**Task statement:**
In the records, take the lines between the one containing "active-speaker-icon <box>68 379 126 425</box>" and the one containing "participant-name-tag: Stefania Scatasta", inclusive, and rename "video-tile" to "video-panel" wherever it appears there. Return only those lines, otherwise unchanged.

[BEGIN Given entries]

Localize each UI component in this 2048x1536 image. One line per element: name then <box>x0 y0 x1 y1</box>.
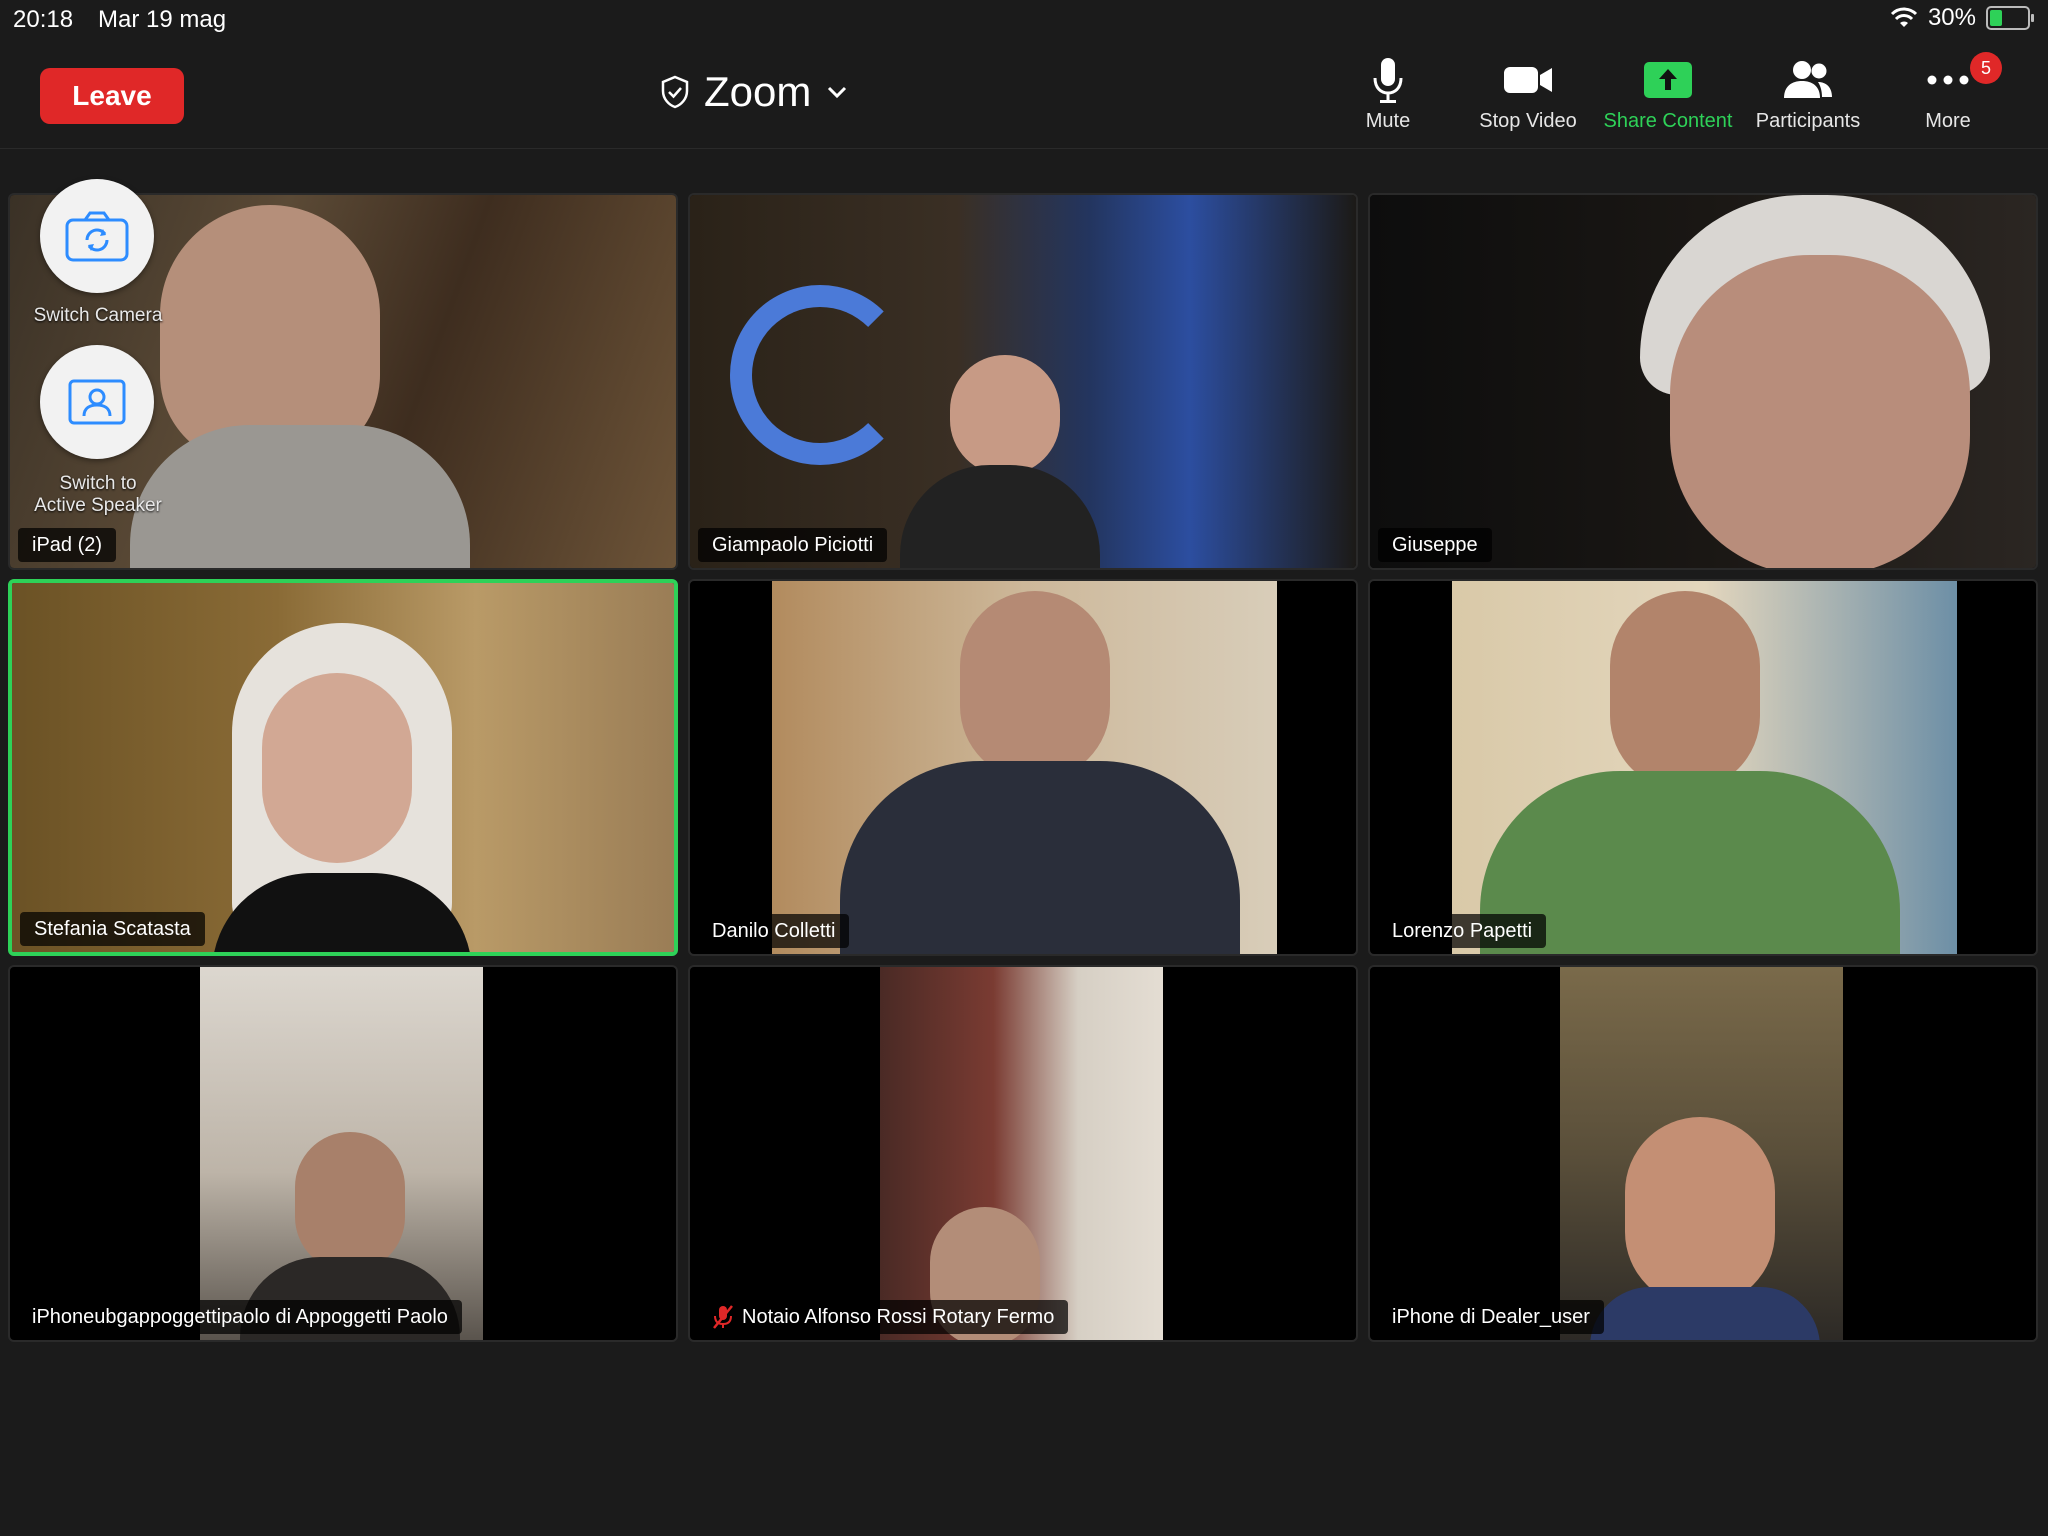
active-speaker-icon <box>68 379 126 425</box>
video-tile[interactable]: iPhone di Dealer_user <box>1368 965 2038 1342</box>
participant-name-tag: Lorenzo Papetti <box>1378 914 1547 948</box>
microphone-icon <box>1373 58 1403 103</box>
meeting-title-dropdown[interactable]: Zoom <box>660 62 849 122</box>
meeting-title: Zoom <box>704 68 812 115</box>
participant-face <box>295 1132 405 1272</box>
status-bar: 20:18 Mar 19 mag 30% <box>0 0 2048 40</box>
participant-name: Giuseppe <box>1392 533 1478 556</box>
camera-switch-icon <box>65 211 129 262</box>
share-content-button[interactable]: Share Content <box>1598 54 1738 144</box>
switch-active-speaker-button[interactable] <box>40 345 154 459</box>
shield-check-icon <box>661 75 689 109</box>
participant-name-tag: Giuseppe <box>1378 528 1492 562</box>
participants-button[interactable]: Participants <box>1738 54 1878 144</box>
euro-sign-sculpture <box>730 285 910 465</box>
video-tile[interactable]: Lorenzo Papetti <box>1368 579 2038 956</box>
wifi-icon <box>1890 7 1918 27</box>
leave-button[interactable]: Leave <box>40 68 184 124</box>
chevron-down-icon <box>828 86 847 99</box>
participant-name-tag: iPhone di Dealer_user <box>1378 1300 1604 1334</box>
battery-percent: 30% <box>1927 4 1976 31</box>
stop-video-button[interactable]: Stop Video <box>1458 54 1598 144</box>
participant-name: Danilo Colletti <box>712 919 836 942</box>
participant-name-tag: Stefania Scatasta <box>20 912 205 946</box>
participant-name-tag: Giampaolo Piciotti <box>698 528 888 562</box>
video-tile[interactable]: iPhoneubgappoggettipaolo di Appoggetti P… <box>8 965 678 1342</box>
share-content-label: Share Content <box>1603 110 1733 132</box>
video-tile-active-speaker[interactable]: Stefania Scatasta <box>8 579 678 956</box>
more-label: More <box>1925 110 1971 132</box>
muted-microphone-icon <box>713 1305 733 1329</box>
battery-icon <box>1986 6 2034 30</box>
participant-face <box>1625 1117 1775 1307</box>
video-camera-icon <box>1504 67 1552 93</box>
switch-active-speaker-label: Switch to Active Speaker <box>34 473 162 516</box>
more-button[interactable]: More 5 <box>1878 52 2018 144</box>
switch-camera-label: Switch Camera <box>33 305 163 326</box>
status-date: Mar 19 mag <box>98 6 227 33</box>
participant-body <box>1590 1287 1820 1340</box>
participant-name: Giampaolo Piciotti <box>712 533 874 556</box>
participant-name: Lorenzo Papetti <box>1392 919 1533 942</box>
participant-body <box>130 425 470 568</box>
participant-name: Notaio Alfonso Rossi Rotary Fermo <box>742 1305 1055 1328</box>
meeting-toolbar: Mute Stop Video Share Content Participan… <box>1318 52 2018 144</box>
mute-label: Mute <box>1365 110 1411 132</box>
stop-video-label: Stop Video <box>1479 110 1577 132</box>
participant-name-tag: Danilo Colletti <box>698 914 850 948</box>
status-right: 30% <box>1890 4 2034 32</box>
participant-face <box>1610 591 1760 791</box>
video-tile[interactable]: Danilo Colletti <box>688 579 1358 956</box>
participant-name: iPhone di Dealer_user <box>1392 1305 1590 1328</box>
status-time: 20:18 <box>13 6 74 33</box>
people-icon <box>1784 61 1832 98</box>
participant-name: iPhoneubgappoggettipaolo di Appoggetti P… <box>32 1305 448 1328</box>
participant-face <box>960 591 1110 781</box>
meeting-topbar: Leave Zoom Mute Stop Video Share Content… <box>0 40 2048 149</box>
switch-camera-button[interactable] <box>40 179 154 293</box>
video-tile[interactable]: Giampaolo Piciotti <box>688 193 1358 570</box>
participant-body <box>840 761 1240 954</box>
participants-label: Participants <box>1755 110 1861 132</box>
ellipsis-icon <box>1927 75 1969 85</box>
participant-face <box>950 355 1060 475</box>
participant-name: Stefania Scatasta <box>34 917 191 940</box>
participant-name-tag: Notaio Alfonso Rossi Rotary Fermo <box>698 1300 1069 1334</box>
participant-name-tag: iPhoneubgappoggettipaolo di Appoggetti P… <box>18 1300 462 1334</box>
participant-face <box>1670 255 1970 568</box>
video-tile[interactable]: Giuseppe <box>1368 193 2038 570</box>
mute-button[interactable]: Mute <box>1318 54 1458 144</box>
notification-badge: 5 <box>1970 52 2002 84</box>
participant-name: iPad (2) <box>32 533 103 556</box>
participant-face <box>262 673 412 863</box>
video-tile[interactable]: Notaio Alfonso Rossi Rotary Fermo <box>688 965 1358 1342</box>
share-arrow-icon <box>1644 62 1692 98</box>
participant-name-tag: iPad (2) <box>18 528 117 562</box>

[END Given entries]

**Task solution:**
active-speaker-icon <box>68 379 126 425</box>
video-panel[interactable]: iPhone di Dealer_user <box>1368 965 2038 1342</box>
participant-name-tag: Lorenzo Papetti <box>1378 914 1547 948</box>
microphone-icon <box>1373 58 1403 103</box>
meeting-title-dropdown[interactable]: Zoom <box>660 62 849 122</box>
meeting-title: Zoom <box>704 68 812 115</box>
participant-face <box>295 1132 405 1272</box>
status-bar: 20:18 Mar 19 mag 30% <box>0 0 2048 40</box>
participant-name: Giuseppe <box>1392 533 1478 556</box>
camera-switch-icon <box>65 211 129 262</box>
share-content-button[interactable]: Share Content <box>1598 54 1738 144</box>
switch-active-speaker-button[interactable] <box>40 345 154 459</box>
shield-check-icon <box>661 75 689 109</box>
participant-name-tag: Giuseppe <box>1378 528 1492 562</box>
participants-button[interactable]: Participants <box>1738 54 1878 144</box>
euro-sign-sculpture <box>730 285 910 465</box>
video-panel[interactable]: Lorenzo Papetti <box>1368 579 2038 956</box>
wifi-icon <box>1890 7 1918 27</box>
leave-button[interactable]: Leave <box>40 68 184 124</box>
chevron-down-icon <box>828 86 847 99</box>
participant-name-tag: iPhone di Dealer_user <box>1378 1300 1604 1334</box>
battery-percent: 30% <box>1927 4 1976 31</box>
stop-video-button[interactable]: Stop Video <box>1458 54 1598 144</box>
participant-name: Danilo Colletti <box>712 919 836 942</box>
participant-name-tag: Stefania Scatasta <box>20 912 205 946</box>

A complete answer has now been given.